TASK PROMPT — State how many lines of the entries hold the string "JSON", and output nothing but that count.

Dataset rows:
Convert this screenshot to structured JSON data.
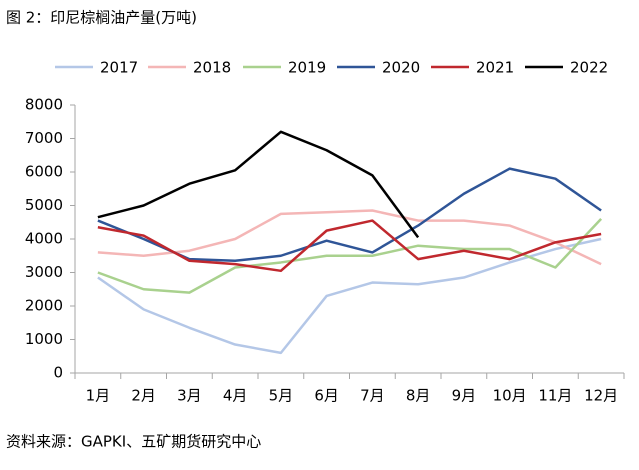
{
  "chart_data": {
    "type": "line",
    "title": "图 2：印尼棕榈油产量(万吨)",
    "source": "资料来源：GAPKI、五矿期货研究中心",
    "categories": [
      "1月",
      "2月",
      "3月",
      "4月",
      "5月",
      "6月",
      "7月",
      "8月",
      "9月",
      "10月",
      "11月",
      "12月"
    ],
    "series": [
      {
        "name": "2017",
        "color": "#b4c7e7",
        "values": [
          2850,
          1900,
          1350,
          850,
          600,
          2300,
          2700,
          2650,
          2850,
          3300,
          3700,
          4000
        ]
      },
      {
        "name": "2018",
        "color": "#f4b6b6",
        "values": [
          3600,
          3500,
          3650,
          4000,
          4750,
          4800,
          4850,
          4550,
          4550,
          4400,
          3900,
          3250
        ]
      },
      {
        "name": "2019",
        "color": "#a9d18e",
        "values": [
          3000,
          2500,
          2400,
          3150,
          3300,
          3500,
          3500,
          3800,
          3700,
          3700,
          3150,
          4600
        ]
      },
      {
        "name": "2020",
        "color": "#2f5597",
        "values": [
          4550,
          4000,
          3400,
          3350,
          3500,
          3950,
          3600,
          4400,
          5350,
          6100,
          5800,
          4850
        ]
      },
      {
        "name": "2021",
        "color": "#c0282e",
        "values": [
          4350,
          4100,
          3350,
          3250,
          3050,
          4250,
          4550,
          3400,
          3650,
          3400,
          3900,
          4150
        ]
      },
      {
        "name": "2022",
        "color": "#000000",
        "values": [
          4650,
          5000,
          5650,
          6050,
          7200,
          6650,
          5900,
          4050,
          null,
          null,
          null,
          null
        ]
      }
    ],
    "ylim": [
      0,
      8000
    ],
    "yticks": [
      0,
      1000,
      2000,
      3000,
      4000,
      5000,
      6000,
      7000,
      8000
    ],
    "grid": false,
    "legend": "top"
  }
}
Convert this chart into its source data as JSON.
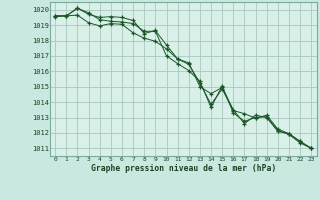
{
  "title": "Graphe pression niveau de la mer (hPa)",
  "bg_color": "#c8e8e0",
  "plot_bg_color": "#d8f0e8",
  "grid_color": "#a8c8c0",
  "line_color": "#1a5528",
  "xlim": [
    -0.5,
    23.5
  ],
  "ylim": [
    1010.5,
    1020.5
  ],
  "yticks": [
    1011,
    1012,
    1013,
    1014,
    1015,
    1016,
    1017,
    1018,
    1019,
    1020
  ],
  "xticks": [
    0,
    1,
    2,
    3,
    4,
    5,
    6,
    7,
    8,
    9,
    10,
    11,
    12,
    13,
    14,
    15,
    16,
    17,
    18,
    19,
    20,
    21,
    22,
    23
  ],
  "line1": [
    1019.6,
    1019.6,
    1020.1,
    1019.8,
    1019.35,
    1019.25,
    1019.2,
    1019.1,
    1018.6,
    1018.6,
    1017.0,
    1016.5,
    1016.05,
    1015.35,
    1013.65,
    1015.05,
    1013.3,
    1012.75,
    1013.0,
    1013.05,
    1012.15,
    1011.9,
    1011.35,
    1011.0
  ],
  "line2": [
    1019.6,
    1019.6,
    1020.1,
    1019.7,
    1019.5,
    1019.55,
    1019.5,
    1019.3,
    1018.45,
    1018.65,
    1017.7,
    1016.8,
    1016.55,
    1015.0,
    1014.55,
    1014.95,
    1013.5,
    1012.6,
    1013.15,
    1013.0,
    1012.1,
    1011.95,
    1011.45,
    1011.0
  ],
  "line3": [
    1019.55,
    1019.6,
    1019.65,
    1019.15,
    1018.95,
    1019.1,
    1019.05,
    1018.5,
    1018.15,
    1017.95,
    1017.45,
    1016.8,
    1016.45,
    1015.25,
    1013.85,
    1014.85,
    1013.45,
    1013.25,
    1012.95,
    1013.15,
    1012.25,
    1011.95,
    1011.45,
    1011.0
  ]
}
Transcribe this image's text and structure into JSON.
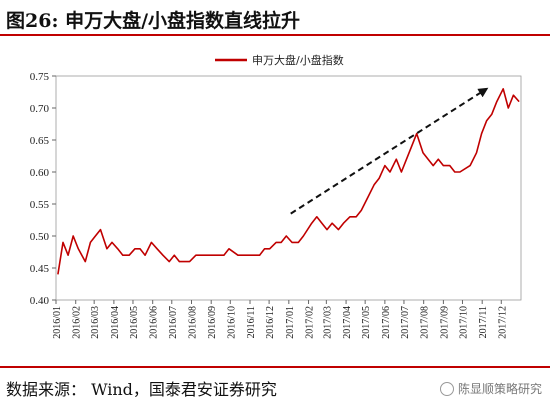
{
  "header": {
    "title": "图26:  申万大盘/小盘指数直线拉升"
  },
  "footer": {
    "source": "数据来源： Wind，国泰君安证券研究",
    "watermark": "陈显顺策略研究"
  },
  "colors": {
    "accent": "#c00000",
    "series": "#c00000",
    "arrow": "#111111"
  },
  "chart_data": {
    "type": "line",
    "title": "",
    "xlabel": "",
    "ylabel": "",
    "ylim": [
      0.4,
      0.75
    ],
    "yticks": [
      "0.40",
      "0.45",
      "0.50",
      "0.55",
      "0.60",
      "0.65",
      "0.70",
      "0.75"
    ],
    "x_tick_labels": [
      "2016/01",
      "2016/02",
      "2016/03",
      "2016/04",
      "2016/05",
      "2016/06",
      "2016/07",
      "2016/08",
      "2016/09",
      "2016/10",
      "2016/11",
      "2016/12",
      "2017/01",
      "2017/02",
      "2017/03",
      "2017/04",
      "2017/05",
      "2017/06",
      "2017/07",
      "2017/08",
      "2017/09",
      "2017/10",
      "2017/11",
      "2017/12"
    ],
    "legend": {
      "position": "top-center"
    },
    "grid": false,
    "series": [
      {
        "name": "申万大盘/小盘指数",
        "x": [
          "2016/01/04",
          "2016/01/12",
          "2016/01/20",
          "2016/01/28",
          "2016/02/05",
          "2016/02/16",
          "2016/02/24",
          "2016/03/03",
          "2016/03/11",
          "2016/03/21",
          "2016/03/29",
          "2016/04/07",
          "2016/04/15",
          "2016/04/25",
          "2016/05/04",
          "2016/05/12",
          "2016/05/20",
          "2016/05/30",
          "2016/06/08",
          "2016/06/17",
          "2016/06/27",
          "2016/07/05",
          "2016/07/13",
          "2016/07/21",
          "2016/07/29",
          "2016/08/08",
          "2016/08/16",
          "2016/08/24",
          "2016/09/01",
          "2016/09/09",
          "2016/09/21",
          "2016/09/29",
          "2016/10/13",
          "2016/10/21",
          "2016/10/31",
          "2016/11/08",
          "2016/11/16",
          "2016/11/24",
          "2016/12/02",
          "2016/12/12",
          "2016/12/20",
          "2016/12/28",
          "2017/01/06",
          "2017/01/16",
          "2017/01/24",
          "2017/02/06",
          "2017/02/14",
          "2017/02/22",
          "2017/03/02",
          "2017/03/10",
          "2017/03/20",
          "2017/03/28",
          "2017/04/07",
          "2017/04/17",
          "2017/04/25",
          "2017/05/05",
          "2017/05/15",
          "2017/05/23",
          "2017/06/01",
          "2017/06/09",
          "2017/06/19",
          "2017/06/27",
          "2017/07/05",
          "2017/07/13",
          "2017/07/21",
          "2017/07/31",
          "2017/08/08",
          "2017/08/16",
          "2017/08/24",
          "2017/09/01",
          "2017/09/11",
          "2017/09/19",
          "2017/09/27",
          "2017/10/13",
          "2017/10/23",
          "2017/10/31",
          "2017/11/08",
          "2017/11/16",
          "2017/11/24",
          "2017/12/04",
          "2017/12/12",
          "2017/12/20",
          "2017/12/29"
        ],
        "y": [
          0.44,
          0.49,
          0.47,
          0.5,
          0.48,
          0.46,
          0.49,
          0.5,
          0.51,
          0.48,
          0.49,
          0.48,
          0.47,
          0.47,
          0.48,
          0.48,
          0.47,
          0.49,
          0.48,
          0.47,
          0.46,
          0.47,
          0.46,
          0.46,
          0.46,
          0.47,
          0.47,
          0.47,
          0.47,
          0.47,
          0.47,
          0.48,
          0.47,
          0.47,
          0.47,
          0.47,
          0.47,
          0.48,
          0.48,
          0.49,
          0.49,
          0.5,
          0.49,
          0.49,
          0.5,
          0.52,
          0.53,
          0.52,
          0.51,
          0.52,
          0.51,
          0.52,
          0.53,
          0.53,
          0.54,
          0.56,
          0.58,
          0.59,
          0.61,
          0.6,
          0.62,
          0.6,
          0.62,
          0.64,
          0.66,
          0.63,
          0.62,
          0.61,
          0.62,
          0.61,
          0.61,
          0.6,
          0.6,
          0.61,
          0.63,
          0.66,
          0.68,
          0.69,
          0.71,
          0.73,
          0.7,
          0.72,
          0.71
        ]
      }
    ],
    "annotations": [
      {
        "type": "dashed-arrow",
        "from": {
          "x": "2017/01/04",
          "y": 0.535
        },
        "to": {
          "x": "2017/11/08",
          "y": 0.73
        }
      }
    ]
  }
}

ANSWER BELOW — 3